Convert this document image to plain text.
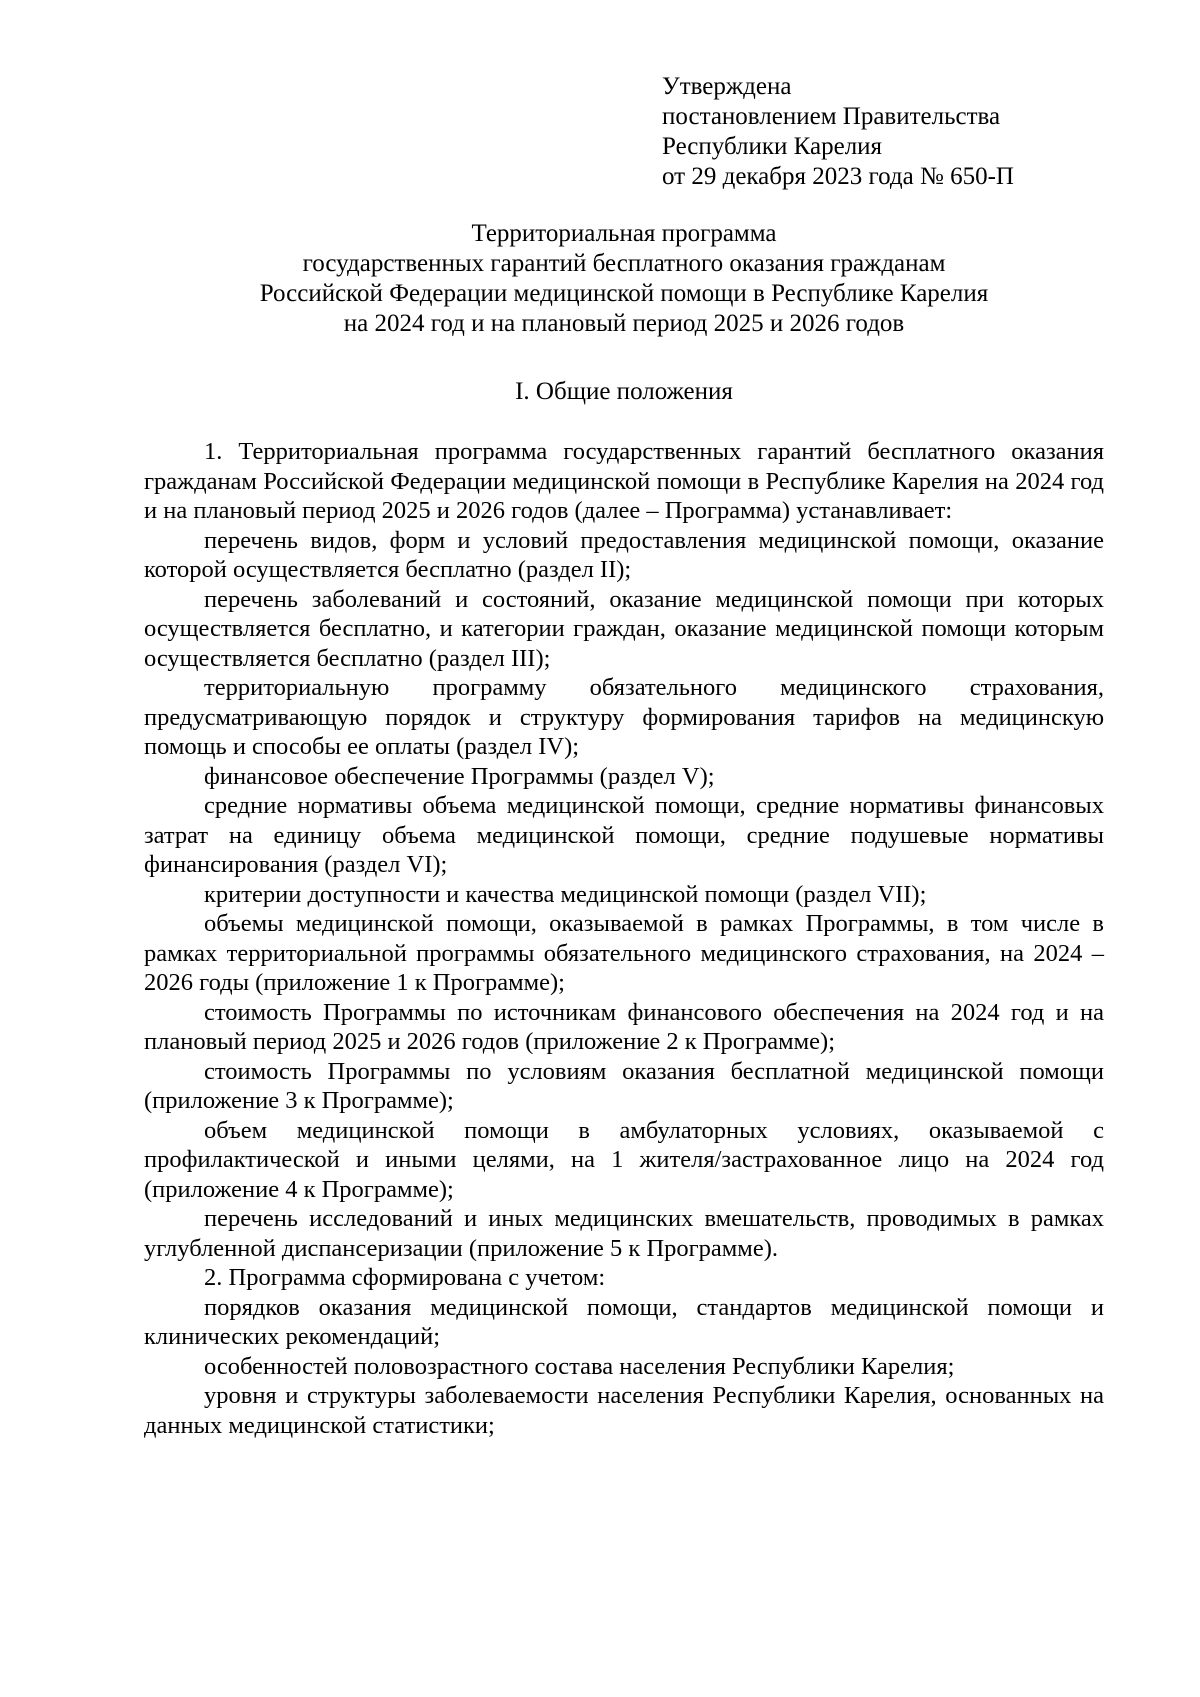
Утверждена
постановлением Правительства
Республики Карелия
от 29 декабря 2023 года № 650-П
Территориальная программа
государственных гарантий бесплатного оказания гражданам
Российской Федерации медицинской помощи в Республике Карелия
на 2024 год и на плановый период 2025 и 2026 годов
I. Общие положения

1. Территориальная программа государственных гарантий бесплатного оказания гражданам Российской Федерации медицинской помощи в Республике Карелия на 2024 год и на плановый период 2025 и 2026 годов (далее – Программа) устанавливает:

перечень видов, форм и условий предоставления медицинской помощи, оказание которой осуществляется бесплатно (раздел II);

перечень заболеваний и состояний, оказание медицинской помощи при которых осуществляется бесплатно, и категории граждан, оказание медицинской помощи которым осуществляется бесплатно (раздел III);

территориальную программу обязательного медицинского страхования, предусматривающую порядок и структуру формирования тарифов на медицинскую помощь и способы ее оплаты (раздел IV);

финансовое обеспечение Программы (раздел V);

средние нормативы объема медицинской помощи, средние нормативы финансовых затрат на единицу объема медицинской помощи, средние подушевые нормативы финансирования (раздел VI);

критерии доступности и качества медицинской помощи (раздел VII);

объемы медицинской помощи, оказываемой в рамках Программы, в том числе в рамках территориальной программы обязательного медицинского страхования, на 2024 – 2026 годы (приложение 1 к Программе);

стоимость Программы по источникам финансового обеспечения на 2024 год и на плановый период 2025 и 2026 годов (приложение 2 к Программе);

стоимость Программы по условиям оказания бесплатной медицинской помощи (приложение 3 к Программе);

объем медицинской помощи в амбулаторных условиях, оказываемой с профилактической и иными целями, на 1 жителя/застрахованное лицо на 2024 год (приложение 4 к Программе);

перечень исследований и иных медицинских вмешательств, проводимых в рамках углубленной диспансеризации (приложение 5 к Программе).

2. Программа сформирована с учетом:

порядков оказания медицинской помощи, стандартов медицинской помощи и клинических рекомендаций;

особенностей половозрастного состава населения Республики Карелия;

уровня и структуры заболеваемости населения Республики Карелия, основанных на данных медицинской статистики;
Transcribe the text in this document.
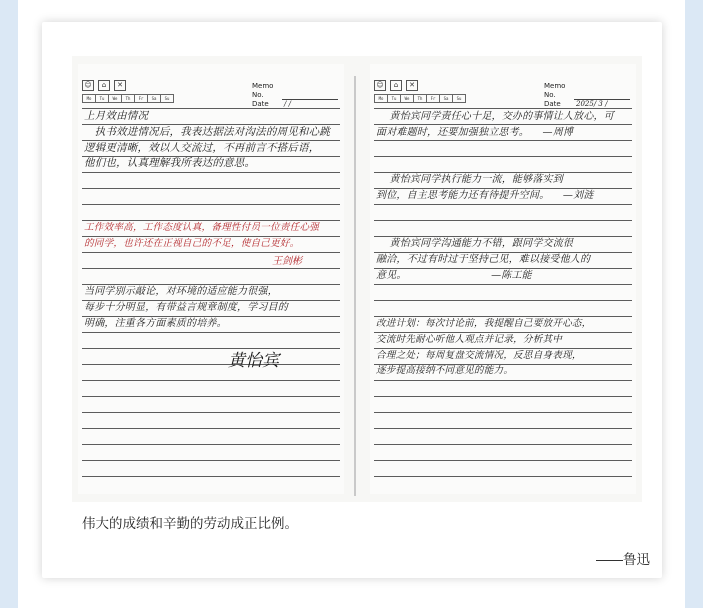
☺	⌂	✕
Mo	Tu	We	Th	Fr	Sa	Su
Memo No.
Date	/ /
上月效由情况
执书效进情况后，我表达据法对沟法的周见和心跳
逻辑更清晰，效以人交流过，不再前言不搭后语，
他们也，认真理解我所表达的意思。
工作效率高，工作态度认真，备理性付员一位责任心强
的同学，也许还在正视自己的不足，使自己更好。
王剑彬
当同学别示敲论，对环境的适应能力很强，
每步十分明显，有带益言规章制度，学习目的
明确，注重各方面素质的培养。
黄怡宾
☺	⌂	✕
Mo	Tu	We	Th	Fr	Sa	Su
Memo No.
Date	2025/ 3 /
黄怡宾同学责任心十足，交办的事情让人放心，可
面对难题时，还要加强独立思考。    —周博
黄怡宾同学执行能力一流，能够落实到
到位，自主思考能力还有待提升空间。    —刘涟
黄怡宾同学沟通能力不错，跟同学交流很
融洽，不过有时过于坚持己见，难以接受他人的
意见。                         —陈工能
改进计划：每次讨论前，我提醒自己要放开心态，
交流时先耐心听他人观点并记录，分析其中
合理之处；每周复盘交流情况，反思自身表现，
逐步提高接纳不同意见的能力。
伟大的成绩和辛勤的劳动成正比例。
——鲁迅
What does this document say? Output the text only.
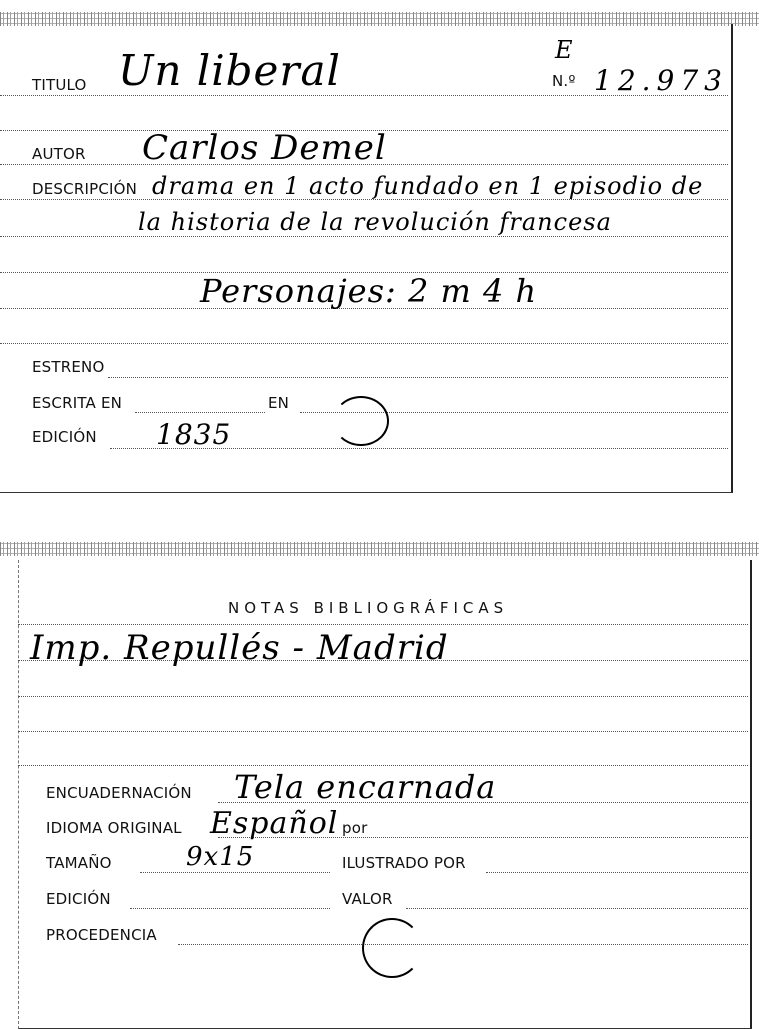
E
TITULO Un liberal	N.º 12.973
AUTOR Carlos Demel
DESCRIPCIÓN drama en 1 acto fundado en 1 episodio de
la historia de la revolución francesa
Personajes: 2 m 4 h
ESTRENO
ESCRITA EN	EN
EDICIÓN 1835
NOTAS BIBLIOGRÁFICAS
Imp. Repullés - Madrid
ENCUADERNACIÓN Tela encarnada
IDIOMA ORIGINAL Español por
TAMAÑO	9x15	ILUSTRADO POR
EDICIÓN	VALOR
PROCEDENCIA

********

## [OBJECTIVE]
Point out every line holding the string "Программе" and copy it.

## [EXPECTED OUTPUT]
объемы медицинской помощи, оказываемой в рамках Программы, в том числе в рамках территориальной программы обязательного медицинского страхования, на 2024 – 2026 годы (приложение 1 к Программе);
стоимость Программы по источникам финансового обеспечения на 2024 год и на плановый период 2025 и 2026 годов (приложение 2 к Программе);
стоимость Программы по условиям оказания бесплатной медицинской помощи (приложение 3 к Программе);
объем медицинской помощи в амбулаторных условиях, оказываемой с профилактической и иными целями, на 1 жителя/застрахованное лицо на 2024 год (приложение 4 к Программе);
перечень исследований и иных медицинских вмешательств, проводимых в рамках углубленной диспансеризации (приложение 5 к Программе).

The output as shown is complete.